Dataset rows about figures:

§

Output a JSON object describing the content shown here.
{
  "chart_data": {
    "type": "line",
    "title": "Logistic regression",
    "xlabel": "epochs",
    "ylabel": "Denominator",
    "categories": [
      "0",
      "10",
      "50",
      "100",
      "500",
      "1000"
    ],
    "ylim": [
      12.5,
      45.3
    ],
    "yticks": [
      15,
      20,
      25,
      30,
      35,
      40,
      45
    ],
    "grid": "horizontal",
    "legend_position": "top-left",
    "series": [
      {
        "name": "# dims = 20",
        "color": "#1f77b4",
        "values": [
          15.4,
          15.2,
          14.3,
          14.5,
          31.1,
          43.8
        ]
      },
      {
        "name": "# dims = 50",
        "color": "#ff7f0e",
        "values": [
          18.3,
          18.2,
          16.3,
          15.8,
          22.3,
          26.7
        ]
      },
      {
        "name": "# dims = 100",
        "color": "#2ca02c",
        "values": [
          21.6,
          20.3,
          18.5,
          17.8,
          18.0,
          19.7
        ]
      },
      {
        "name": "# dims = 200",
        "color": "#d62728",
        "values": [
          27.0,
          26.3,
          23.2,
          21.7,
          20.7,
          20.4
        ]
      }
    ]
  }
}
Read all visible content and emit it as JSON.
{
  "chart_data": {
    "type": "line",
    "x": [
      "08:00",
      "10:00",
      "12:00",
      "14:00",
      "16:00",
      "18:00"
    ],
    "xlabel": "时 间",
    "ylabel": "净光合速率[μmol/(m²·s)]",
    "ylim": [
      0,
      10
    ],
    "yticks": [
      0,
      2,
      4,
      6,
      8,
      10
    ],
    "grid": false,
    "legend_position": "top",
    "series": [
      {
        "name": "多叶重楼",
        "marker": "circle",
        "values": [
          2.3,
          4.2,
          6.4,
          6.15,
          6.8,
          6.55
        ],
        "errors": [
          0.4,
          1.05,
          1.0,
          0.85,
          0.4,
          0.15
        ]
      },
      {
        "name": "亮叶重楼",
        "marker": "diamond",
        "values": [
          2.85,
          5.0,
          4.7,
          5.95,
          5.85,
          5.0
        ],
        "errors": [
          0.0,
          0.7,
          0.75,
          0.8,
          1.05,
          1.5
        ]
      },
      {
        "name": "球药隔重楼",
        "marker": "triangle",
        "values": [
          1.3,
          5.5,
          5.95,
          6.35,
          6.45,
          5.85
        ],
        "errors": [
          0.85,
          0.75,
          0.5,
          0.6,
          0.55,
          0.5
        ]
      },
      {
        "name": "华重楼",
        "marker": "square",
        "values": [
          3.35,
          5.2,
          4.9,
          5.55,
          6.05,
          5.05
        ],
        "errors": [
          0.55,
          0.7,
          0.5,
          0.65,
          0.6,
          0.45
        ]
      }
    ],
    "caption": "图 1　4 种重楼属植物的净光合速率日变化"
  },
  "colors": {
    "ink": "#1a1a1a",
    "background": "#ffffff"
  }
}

§

*Problem details*. Reproduce each record exactly, leaving nothing out.

*Reply to the task*.
Output a JSON object describing the content shown here.
{
  "chart_data": {
    "type": "line",
    "title": "Logistic regression",
    "xlabel": "epochs",
    "ylabel": "Denominator",
    "categories": [
      "0",
      "10",
      "50",
      "100",
      "500",
      "1000"
    ],
    "ylim": [
      12.5,
      45.3
    ],
    "yticks": [
      15,
      20,
      25,
      30,
      35,
      40,
      45
    ],
    "grid": "horizontal",
    "legend_position": "top-left",
    "series": [
      {
        "name": "# dims = 20",
        "color": "#1f77b4",
        "values": [
          15.4,
          15.2,
          14.3,
          14.5,
          31.1,
          43.8
        ]
      },
      {
        "name": "# dims = 50",
        "color": "#ff7f0e",
        "values": [
          18.3,
          18.2,
          16.3,
          15.8,
          22.3,
          26.7
        ]
      },
      {
        "name": "# dims = 100",
        "color": "#2ca02c",
        "values": [
          21.6,
          20.3,
          18.5,
          17.8,
          18.0,
          19.7
        ]
      },
      {
        "name": "# dims = 200",
        "color": "#d62728",
        "values": [
          27.0,
          26.3,
          23.2,
          21.7,
          20.7,
          20.4
        ]
      }
    ]
  }
}
Read all visible content and emit it as JSON.
{
  "chart_data": {
    "type": "line",
    "x": [
      "08:00",
      "10:00",
      "12:00",
      "14:00",
      "16:00",
      "18:00"
    ],
    "xlabel": "时 间",
    "ylabel": "净光合速率[μmol/(m²·s)]",
    "ylim": [
      0,
      10
    ],
    "yticks": [
      0,
      2,
      4,
      6,
      8,
      10
    ],
    "grid": false,
    "legend_position": "top",
    "series": [
      {
        "name": "多叶重楼",
        "marker": "circle",
        "values": [
          2.3,
          4.2,
          6.4,
          6.15,
          6.8,
          6.55
        ],
        "errors": [
          0.4,
          1.05,
          1.0,
          0.85,
          0.4,
          0.15
        ]
      },
      {
        "name": "亮叶重楼",
        "marker": "diamond",
        "values": [
          2.85,
          5.0,
          4.7,
          5.95,
          5.85,
          5.0
        ],
        "errors": [
          0.0,
          0.7,
          0.75,
          0.8,
          1.05,
          1.5
        ]
      },
      {
        "name": "球药隔重楼",
        "marker": "triangle",
        "values": [
          1.3,
          5.5,
          5.95,
          6.35,
          6.45,
          5.85
        ],
        "errors": [
          0.85,
          0.75,
          0.5,
          0.6,
          0.55,
          0.5
        ]
      },
      {
        "name": "华重楼",
        "marker": "square",
        "values": [
          3.35,
          5.2,
          4.9,
          5.55,
          6.05,
          5.05
        ],
        "errors": [
          0.55,
          0.7,
          0.5,
          0.65,
          0.6,
          0.45
        ]
      }
    ],
    "caption": "图 1　4 种重楼属植物的净光合速率日变化"
  },
  "colors": {
    "ink": "#1a1a1a",
    "background": "#ffffff"
  }
}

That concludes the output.